* [Your task]
Reproduce all the material exactly, minus any pictures it holds.

=-=-=-=-=

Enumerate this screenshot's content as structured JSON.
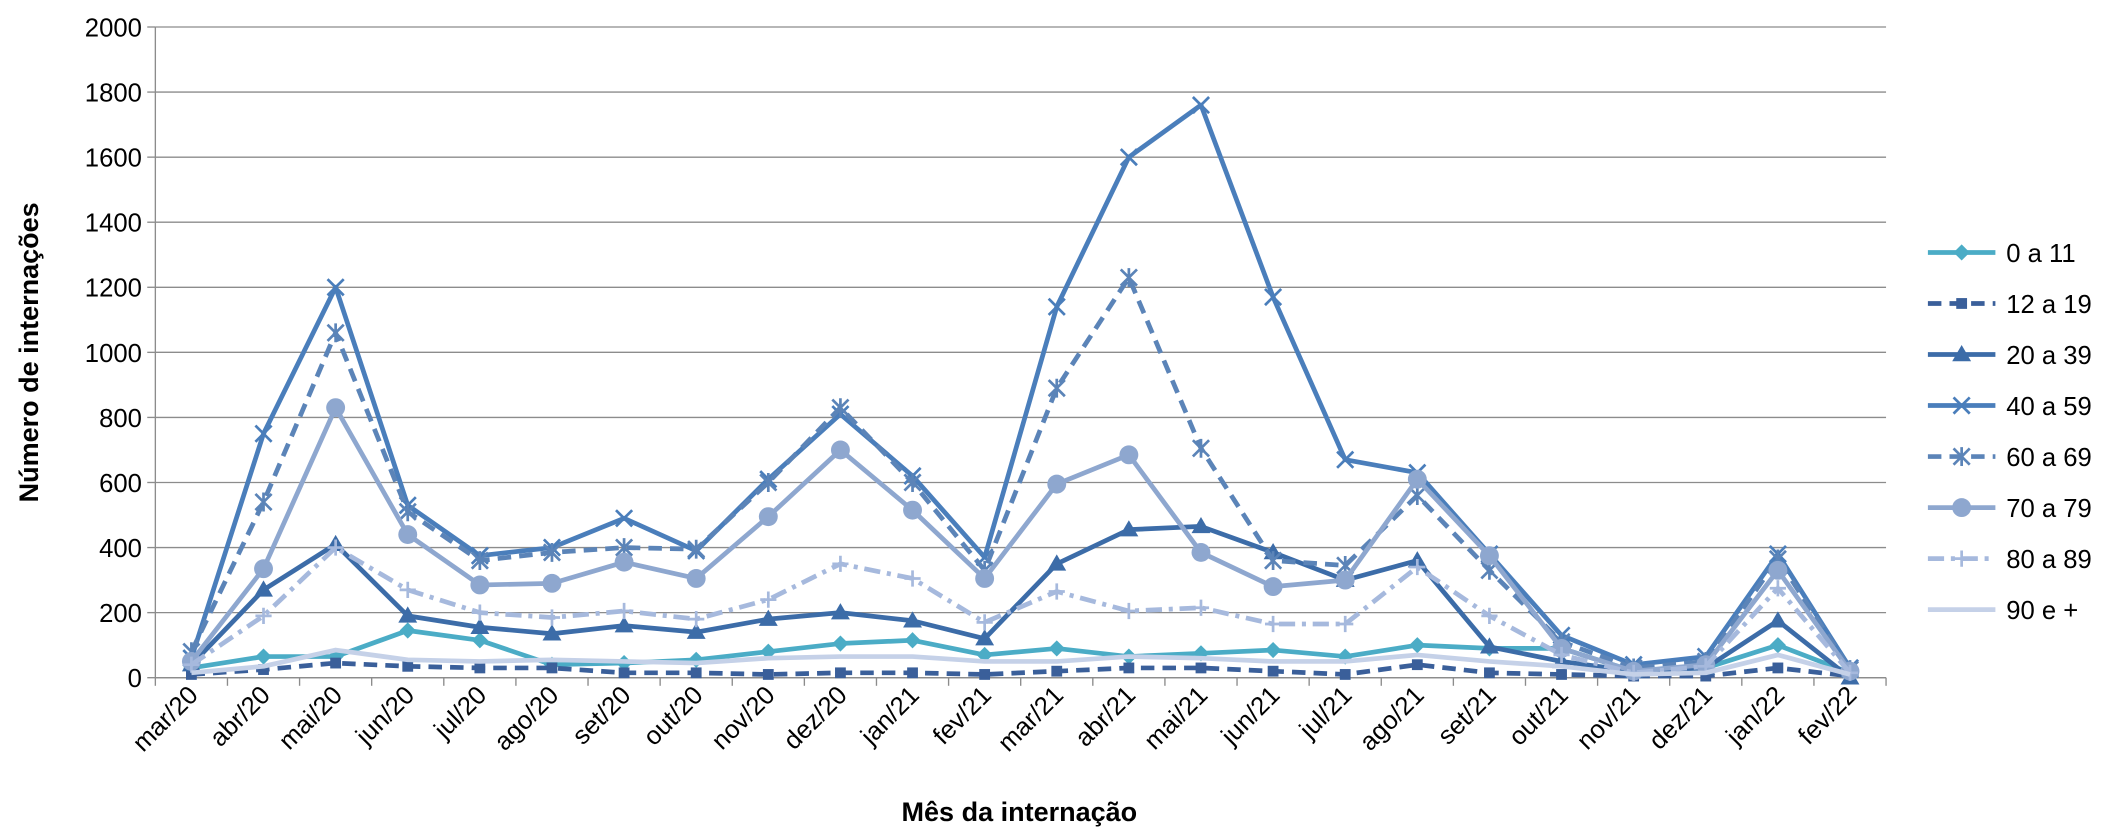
{
  "chart_data": {
    "type": "line",
    "x_label": "Mês da internação",
    "y_label": "Número de internações",
    "categories": [
      "mar/20",
      "abr/20",
      "mai/20",
      "jun/20",
      "jul/20",
      "ago/20",
      "set/20",
      "out/20",
      "nov/20",
      "dez/20",
      "jan/21",
      "fev/21",
      "mar/21",
      "abr/21",
      "mai/21",
      "jun/21",
      "jul/21",
      "ago/21",
      "set/21",
      "out/21",
      "nov/21",
      "dez/21",
      "jan/22",
      "fev/22"
    ],
    "ylim": [
      0,
      2000
    ],
    "yticks": [
      0,
      200,
      400,
      600,
      800,
      1000,
      1200,
      1400,
      1600,
      1800,
      2000
    ],
    "grid": true,
    "legend": "right",
    "series": [
      {
        "name": "0 a 11",
        "color": "#4bacc6",
        "marker": "diamond",
        "dash": "solid",
        "values": [
          30,
          65,
          65,
          145,
          115,
          40,
          45,
          55,
          80,
          105,
          115,
          70,
          90,
          65,
          75,
          85,
          65,
          100,
          90,
          90,
          20,
          30,
          100,
          15
        ]
      },
      {
        "name": "12 a 19",
        "color": "#3a5f9a",
        "marker": "square",
        "dash": "dashed",
        "values": [
          10,
          25,
          45,
          35,
          30,
          30,
          15,
          15,
          10,
          15,
          15,
          10,
          20,
          30,
          30,
          20,
          10,
          40,
          15,
          10,
          5,
          5,
          30,
          5
        ]
      },
      {
        "name": "20 a 39",
        "color": "#3c6ca8",
        "marker": "triangle",
        "dash": "solid",
        "values": [
          40,
          270,
          410,
          190,
          155,
          135,
          160,
          140,
          180,
          200,
          175,
          120,
          350,
          455,
          465,
          385,
          300,
          360,
          95,
          50,
          20,
          30,
          175,
          0
        ]
      },
      {
        "name": "40 a 59",
        "color": "#4a7ebb",
        "marker": "x",
        "dash": "solid",
        "values": [
          60,
          750,
          1200,
          530,
          375,
          400,
          490,
          390,
          610,
          810,
          620,
          370,
          1140,
          1600,
          1760,
          1170,
          670,
          630,
          380,
          130,
          40,
          65,
          380,
          30
        ]
      },
      {
        "name": "60 a 69",
        "color": "#5b84b8",
        "marker": "star",
        "dash": "dashed",
        "values": [
          80,
          540,
          1060,
          510,
          360,
          385,
          400,
          395,
          600,
          830,
          600,
          330,
          890,
          1230,
          705,
          360,
          345,
          560,
          330,
          110,
          30,
          50,
          365,
          25
        ]
      },
      {
        "name": "70 a 79",
        "color": "#8ea7cf",
        "marker": "circle",
        "dash": "solid",
        "values": [
          50,
          335,
          830,
          440,
          285,
          290,
          355,
          305,
          495,
          700,
          515,
          305,
          595,
          685,
          385,
          280,
          300,
          610,
          375,
          90,
          20,
          40,
          330,
          20
        ]
      },
      {
        "name": "80 a 89",
        "color": "#a6b9dd",
        "marker": "plus",
        "dash": "dashdot",
        "values": [
          40,
          190,
          400,
          270,
          200,
          185,
          205,
          180,
          240,
          350,
          305,
          170,
          265,
          205,
          215,
          165,
          165,
          340,
          190,
          70,
          15,
          35,
          275,
          15
        ]
      },
      {
        "name": "90 e +",
        "color": "#c5d1e8",
        "marker": "none",
        "dash": "solid",
        "values": [
          15,
          35,
          85,
          55,
          50,
          55,
          50,
          45,
          60,
          65,
          65,
          50,
          50,
          65,
          60,
          50,
          50,
          70,
          50,
          35,
          10,
          15,
          70,
          10
        ]
      }
    ]
  }
}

=-=-=-=-=

* [Task response]
Enumerate this screenshot's content as structured JSON.
{
  "chart_data": {
    "type": "line",
    "x_label": "Mês da internação",
    "y_label": "Número de internações",
    "categories": [
      "mar/20",
      "abr/20",
      "mai/20",
      "jun/20",
      "jul/20",
      "ago/20",
      "set/20",
      "out/20",
      "nov/20",
      "dez/20",
      "jan/21",
      "fev/21",
      "mar/21",
      "abr/21",
      "mai/21",
      "jun/21",
      "jul/21",
      "ago/21",
      "set/21",
      "out/21",
      "nov/21",
      "dez/21",
      "jan/22",
      "fev/22"
    ],
    "ylim": [
      0,
      2000
    ],
    "yticks": [
      0,
      200,
      400,
      600,
      800,
      1000,
      1200,
      1400,
      1600,
      1800,
      2000
    ],
    "grid": true,
    "legend": "right",
    "series": [
      {
        "name": "0 a 11",
        "color": "#4bacc6",
        "marker": "diamond",
        "dash": "solid",
        "values": [
          30,
          65,
          65,
          145,
          115,
          40,
          45,
          55,
          80,
          105,
          115,
          70,
          90,
          65,
          75,
          85,
          65,
          100,
          90,
          90,
          20,
          30,
          100,
          15
        ]
      },
      {
        "name": "12 a 19",
        "color": "#3a5f9a",
        "marker": "square",
        "dash": "dashed",
        "values": [
          10,
          25,
          45,
          35,
          30,
          30,
          15,
          15,
          10,
          15,
          15,
          10,
          20,
          30,
          30,
          20,
          10,
          40,
          15,
          10,
          5,
          5,
          30,
          5
        ]
      },
      {
        "name": "20 a 39",
        "color": "#3c6ca8",
        "marker": "triangle",
        "dash": "solid",
        "values": [
          40,
          270,
          410,
          190,
          155,
          135,
          160,
          140,
          180,
          200,
          175,
          120,
          350,
          455,
          465,
          385,
          300,
          360,
          95,
          50,
          20,
          30,
          175,
          0
        ]
      },
      {
        "name": "40 a 59",
        "color": "#4a7ebb",
        "marker": "x",
        "dash": "solid",
        "values": [
          60,
          750,
          1200,
          530,
          375,
          400,
          490,
          390,
          610,
          810,
          620,
          370,
          1140,
          1600,
          1760,
          1170,
          670,
          630,
          380,
          130,
          40,
          65,
          380,
          30
        ]
      },
      {
        "name": "60 a 69",
        "color": "#5b84b8",
        "marker": "star",
        "dash": "dashed",
        "values": [
          80,
          540,
          1060,
          510,
          360,
          385,
          400,
          395,
          600,
          830,
          600,
          330,
          890,
          1230,
          705,
          360,
          345,
          560,
          330,
          110,
          30,
          50,
          365,
          25
        ]
      },
      {
        "name": "70 a 79",
        "color": "#8ea7cf",
        "marker": "circle",
        "dash": "solid",
        "values": [
          50,
          335,
          830,
          440,
          285,
          290,
          355,
          305,
          495,
          700,
          515,
          305,
          595,
          685,
          385,
          280,
          300,
          610,
          375,
          90,
          20,
          40,
          330,
          20
        ]
      },
      {
        "name": "80 a 89",
        "color": "#a6b9dd",
        "marker": "plus",
        "dash": "dashdot",
        "values": [
          40,
          190,
          400,
          270,
          200,
          185,
          205,
          180,
          240,
          350,
          305,
          170,
          265,
          205,
          215,
          165,
          165,
          340,
          190,
          70,
          15,
          35,
          275,
          15
        ]
      },
      {
        "name": "90 e +",
        "color": "#c5d1e8",
        "marker": "none",
        "dash": "solid",
        "values": [
          15,
          35,
          85,
          55,
          50,
          55,
          50,
          45,
          60,
          65,
          65,
          50,
          50,
          65,
          60,
          50,
          50,
          70,
          50,
          35,
          10,
          15,
          70,
          10
        ]
      }
    ]
  }
}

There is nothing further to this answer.